▶ [Task objective] Sort through the entries below and pull out lines containing the word "maintain".

Dataset records:
========================
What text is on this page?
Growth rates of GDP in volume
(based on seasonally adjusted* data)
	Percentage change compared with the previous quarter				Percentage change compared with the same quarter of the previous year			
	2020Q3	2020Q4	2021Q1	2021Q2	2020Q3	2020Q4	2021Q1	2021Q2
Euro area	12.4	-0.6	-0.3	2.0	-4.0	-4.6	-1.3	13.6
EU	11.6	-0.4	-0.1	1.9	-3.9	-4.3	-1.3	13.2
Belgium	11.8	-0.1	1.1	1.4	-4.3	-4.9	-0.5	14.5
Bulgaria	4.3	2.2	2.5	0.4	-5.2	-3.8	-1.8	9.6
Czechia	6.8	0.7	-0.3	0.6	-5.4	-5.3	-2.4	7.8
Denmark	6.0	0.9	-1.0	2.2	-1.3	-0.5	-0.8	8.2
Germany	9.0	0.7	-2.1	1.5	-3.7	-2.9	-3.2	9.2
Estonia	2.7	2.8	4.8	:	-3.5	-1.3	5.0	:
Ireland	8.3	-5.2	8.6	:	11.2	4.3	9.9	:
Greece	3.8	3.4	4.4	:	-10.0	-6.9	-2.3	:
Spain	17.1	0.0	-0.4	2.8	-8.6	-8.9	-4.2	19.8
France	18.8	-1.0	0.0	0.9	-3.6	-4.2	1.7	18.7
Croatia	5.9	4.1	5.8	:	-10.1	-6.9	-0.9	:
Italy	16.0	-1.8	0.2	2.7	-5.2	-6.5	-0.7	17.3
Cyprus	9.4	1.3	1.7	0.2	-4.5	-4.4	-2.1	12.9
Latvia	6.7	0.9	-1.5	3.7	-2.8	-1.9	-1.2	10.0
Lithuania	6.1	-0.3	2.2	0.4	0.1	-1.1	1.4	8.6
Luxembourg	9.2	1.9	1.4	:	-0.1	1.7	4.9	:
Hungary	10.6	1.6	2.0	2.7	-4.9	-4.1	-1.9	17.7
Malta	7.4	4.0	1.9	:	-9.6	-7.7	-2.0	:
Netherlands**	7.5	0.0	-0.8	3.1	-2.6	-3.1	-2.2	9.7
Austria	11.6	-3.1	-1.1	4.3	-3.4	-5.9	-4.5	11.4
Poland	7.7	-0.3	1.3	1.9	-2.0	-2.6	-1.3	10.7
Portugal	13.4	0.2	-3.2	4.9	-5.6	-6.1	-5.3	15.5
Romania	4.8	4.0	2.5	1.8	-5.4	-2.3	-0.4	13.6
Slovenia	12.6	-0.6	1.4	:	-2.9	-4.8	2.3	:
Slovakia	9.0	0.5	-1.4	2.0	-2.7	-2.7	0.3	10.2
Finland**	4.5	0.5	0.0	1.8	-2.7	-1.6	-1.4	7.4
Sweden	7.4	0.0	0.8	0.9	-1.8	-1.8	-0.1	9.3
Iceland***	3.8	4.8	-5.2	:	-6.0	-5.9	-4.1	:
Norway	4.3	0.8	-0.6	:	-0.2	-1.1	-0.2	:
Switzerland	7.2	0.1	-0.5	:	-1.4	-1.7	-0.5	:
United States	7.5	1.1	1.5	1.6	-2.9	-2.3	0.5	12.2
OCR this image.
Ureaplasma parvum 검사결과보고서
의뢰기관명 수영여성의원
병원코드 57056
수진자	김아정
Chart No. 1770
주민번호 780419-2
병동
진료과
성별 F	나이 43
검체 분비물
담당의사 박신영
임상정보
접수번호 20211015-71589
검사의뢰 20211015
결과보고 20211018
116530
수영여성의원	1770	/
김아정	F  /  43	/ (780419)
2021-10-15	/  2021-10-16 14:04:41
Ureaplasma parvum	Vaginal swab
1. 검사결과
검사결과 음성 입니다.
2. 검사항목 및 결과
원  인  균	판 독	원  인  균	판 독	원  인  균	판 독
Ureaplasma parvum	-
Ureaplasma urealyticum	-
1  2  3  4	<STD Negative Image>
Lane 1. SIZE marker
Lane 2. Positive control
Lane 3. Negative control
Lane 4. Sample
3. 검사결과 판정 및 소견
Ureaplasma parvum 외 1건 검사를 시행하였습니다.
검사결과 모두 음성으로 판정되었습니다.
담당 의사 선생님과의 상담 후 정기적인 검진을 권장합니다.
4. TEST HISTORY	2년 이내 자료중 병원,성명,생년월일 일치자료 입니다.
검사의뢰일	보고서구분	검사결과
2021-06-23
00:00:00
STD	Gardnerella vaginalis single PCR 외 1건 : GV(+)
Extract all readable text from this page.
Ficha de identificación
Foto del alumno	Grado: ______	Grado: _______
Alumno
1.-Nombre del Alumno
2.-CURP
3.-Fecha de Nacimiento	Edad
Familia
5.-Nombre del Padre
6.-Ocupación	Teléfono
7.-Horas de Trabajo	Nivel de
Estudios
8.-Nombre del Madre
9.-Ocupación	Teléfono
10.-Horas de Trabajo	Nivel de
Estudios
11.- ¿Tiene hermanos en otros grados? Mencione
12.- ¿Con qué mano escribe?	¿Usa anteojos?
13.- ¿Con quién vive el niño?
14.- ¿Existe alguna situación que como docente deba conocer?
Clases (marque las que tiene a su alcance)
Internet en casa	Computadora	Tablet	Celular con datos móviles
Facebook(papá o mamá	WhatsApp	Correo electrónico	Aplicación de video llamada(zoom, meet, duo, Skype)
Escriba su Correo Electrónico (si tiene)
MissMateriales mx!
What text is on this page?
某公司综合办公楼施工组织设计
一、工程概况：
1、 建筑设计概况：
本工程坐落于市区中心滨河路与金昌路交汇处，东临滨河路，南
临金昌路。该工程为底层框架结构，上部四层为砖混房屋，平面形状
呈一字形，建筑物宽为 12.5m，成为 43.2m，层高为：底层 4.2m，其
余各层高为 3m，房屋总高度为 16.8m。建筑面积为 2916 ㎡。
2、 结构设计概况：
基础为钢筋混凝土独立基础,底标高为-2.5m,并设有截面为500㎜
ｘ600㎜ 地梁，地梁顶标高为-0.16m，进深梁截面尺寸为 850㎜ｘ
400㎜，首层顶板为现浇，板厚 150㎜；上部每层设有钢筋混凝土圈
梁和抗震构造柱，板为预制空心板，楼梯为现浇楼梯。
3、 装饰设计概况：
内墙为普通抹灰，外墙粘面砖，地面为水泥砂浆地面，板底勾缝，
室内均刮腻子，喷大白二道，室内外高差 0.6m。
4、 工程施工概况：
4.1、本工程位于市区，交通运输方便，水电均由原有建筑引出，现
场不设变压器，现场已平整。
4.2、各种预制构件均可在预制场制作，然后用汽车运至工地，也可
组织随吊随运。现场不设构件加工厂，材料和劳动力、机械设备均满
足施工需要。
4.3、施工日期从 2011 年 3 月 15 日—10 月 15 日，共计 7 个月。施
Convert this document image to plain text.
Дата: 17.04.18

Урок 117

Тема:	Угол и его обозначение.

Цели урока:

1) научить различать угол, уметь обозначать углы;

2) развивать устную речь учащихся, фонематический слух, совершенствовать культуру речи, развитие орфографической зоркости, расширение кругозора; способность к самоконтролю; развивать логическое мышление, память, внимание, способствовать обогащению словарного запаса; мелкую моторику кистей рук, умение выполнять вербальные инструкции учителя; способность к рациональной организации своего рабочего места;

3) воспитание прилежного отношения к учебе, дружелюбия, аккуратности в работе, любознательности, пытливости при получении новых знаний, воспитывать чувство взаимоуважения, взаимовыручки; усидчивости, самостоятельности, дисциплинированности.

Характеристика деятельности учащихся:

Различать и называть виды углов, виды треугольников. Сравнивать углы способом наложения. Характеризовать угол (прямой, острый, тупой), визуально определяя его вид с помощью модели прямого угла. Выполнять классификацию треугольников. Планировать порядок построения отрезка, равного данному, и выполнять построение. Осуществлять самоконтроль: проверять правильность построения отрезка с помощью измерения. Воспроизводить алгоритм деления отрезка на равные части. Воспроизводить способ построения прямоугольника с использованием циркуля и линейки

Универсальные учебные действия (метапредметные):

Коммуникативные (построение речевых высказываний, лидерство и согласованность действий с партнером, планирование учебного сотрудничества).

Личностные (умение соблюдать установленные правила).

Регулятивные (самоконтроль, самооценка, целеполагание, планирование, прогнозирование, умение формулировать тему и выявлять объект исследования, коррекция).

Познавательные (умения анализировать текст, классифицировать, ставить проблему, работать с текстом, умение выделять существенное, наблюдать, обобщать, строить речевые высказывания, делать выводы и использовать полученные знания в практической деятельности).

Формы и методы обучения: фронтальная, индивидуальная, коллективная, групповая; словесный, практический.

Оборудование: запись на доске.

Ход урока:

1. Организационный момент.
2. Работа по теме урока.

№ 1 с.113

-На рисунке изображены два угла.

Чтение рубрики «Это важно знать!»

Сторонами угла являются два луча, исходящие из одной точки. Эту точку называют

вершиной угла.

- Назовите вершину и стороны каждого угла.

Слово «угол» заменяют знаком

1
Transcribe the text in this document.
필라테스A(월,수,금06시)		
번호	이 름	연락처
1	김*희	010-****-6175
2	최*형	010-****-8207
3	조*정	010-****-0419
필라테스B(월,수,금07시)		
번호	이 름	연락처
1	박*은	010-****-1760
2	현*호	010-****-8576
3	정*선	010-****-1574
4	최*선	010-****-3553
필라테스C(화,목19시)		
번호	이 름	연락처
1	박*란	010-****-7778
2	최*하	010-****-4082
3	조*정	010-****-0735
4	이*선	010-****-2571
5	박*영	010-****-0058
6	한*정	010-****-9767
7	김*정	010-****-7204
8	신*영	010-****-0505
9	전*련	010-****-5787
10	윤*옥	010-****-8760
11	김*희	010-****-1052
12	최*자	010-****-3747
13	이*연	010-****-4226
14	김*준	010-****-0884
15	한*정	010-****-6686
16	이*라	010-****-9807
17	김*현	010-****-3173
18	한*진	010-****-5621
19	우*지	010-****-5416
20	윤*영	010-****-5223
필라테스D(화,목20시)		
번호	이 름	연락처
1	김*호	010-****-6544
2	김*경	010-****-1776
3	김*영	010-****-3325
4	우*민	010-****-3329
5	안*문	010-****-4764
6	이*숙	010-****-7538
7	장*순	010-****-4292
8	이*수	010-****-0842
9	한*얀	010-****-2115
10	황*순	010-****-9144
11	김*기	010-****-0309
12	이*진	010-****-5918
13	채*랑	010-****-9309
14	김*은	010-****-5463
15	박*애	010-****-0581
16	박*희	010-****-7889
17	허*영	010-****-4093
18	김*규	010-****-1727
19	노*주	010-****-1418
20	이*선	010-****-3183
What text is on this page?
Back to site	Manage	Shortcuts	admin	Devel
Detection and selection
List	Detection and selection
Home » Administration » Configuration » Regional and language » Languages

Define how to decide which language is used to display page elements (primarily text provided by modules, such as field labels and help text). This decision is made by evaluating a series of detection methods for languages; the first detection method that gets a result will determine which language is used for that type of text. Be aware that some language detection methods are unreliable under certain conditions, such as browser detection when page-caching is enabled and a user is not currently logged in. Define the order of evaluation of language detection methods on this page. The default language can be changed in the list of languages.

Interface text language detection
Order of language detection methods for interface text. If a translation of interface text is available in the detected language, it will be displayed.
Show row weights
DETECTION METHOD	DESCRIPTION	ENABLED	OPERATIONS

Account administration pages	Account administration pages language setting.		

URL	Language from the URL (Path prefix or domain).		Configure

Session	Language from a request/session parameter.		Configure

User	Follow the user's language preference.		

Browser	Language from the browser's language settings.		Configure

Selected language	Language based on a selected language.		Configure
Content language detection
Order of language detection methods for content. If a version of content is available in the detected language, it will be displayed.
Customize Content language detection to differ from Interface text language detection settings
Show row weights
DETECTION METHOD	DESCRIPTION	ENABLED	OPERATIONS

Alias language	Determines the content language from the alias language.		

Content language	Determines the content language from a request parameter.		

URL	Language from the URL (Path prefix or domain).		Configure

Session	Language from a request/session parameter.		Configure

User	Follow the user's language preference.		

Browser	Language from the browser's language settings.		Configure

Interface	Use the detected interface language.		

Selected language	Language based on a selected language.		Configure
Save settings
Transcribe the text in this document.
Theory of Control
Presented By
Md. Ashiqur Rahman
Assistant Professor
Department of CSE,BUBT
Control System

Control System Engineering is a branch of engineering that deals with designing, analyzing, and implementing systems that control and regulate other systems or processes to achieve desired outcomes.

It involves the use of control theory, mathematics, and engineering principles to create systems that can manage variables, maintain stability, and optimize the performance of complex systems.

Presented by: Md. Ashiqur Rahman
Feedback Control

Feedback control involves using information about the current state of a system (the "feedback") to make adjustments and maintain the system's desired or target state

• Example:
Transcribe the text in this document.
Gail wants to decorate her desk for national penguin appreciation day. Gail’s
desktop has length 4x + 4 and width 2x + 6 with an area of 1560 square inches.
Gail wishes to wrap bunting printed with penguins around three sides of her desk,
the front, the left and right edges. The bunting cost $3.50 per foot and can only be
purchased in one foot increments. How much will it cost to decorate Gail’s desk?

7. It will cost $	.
========================
▶ [In response]
It involves the use of control theory, mathematics, and engineering principles to create systems that can manage variables, maintain stability, and optimize the performance of complex systems.
Feedback control involves using information about the current state of a system (the "feedback") to make adjustments and maintain the system's desired or target state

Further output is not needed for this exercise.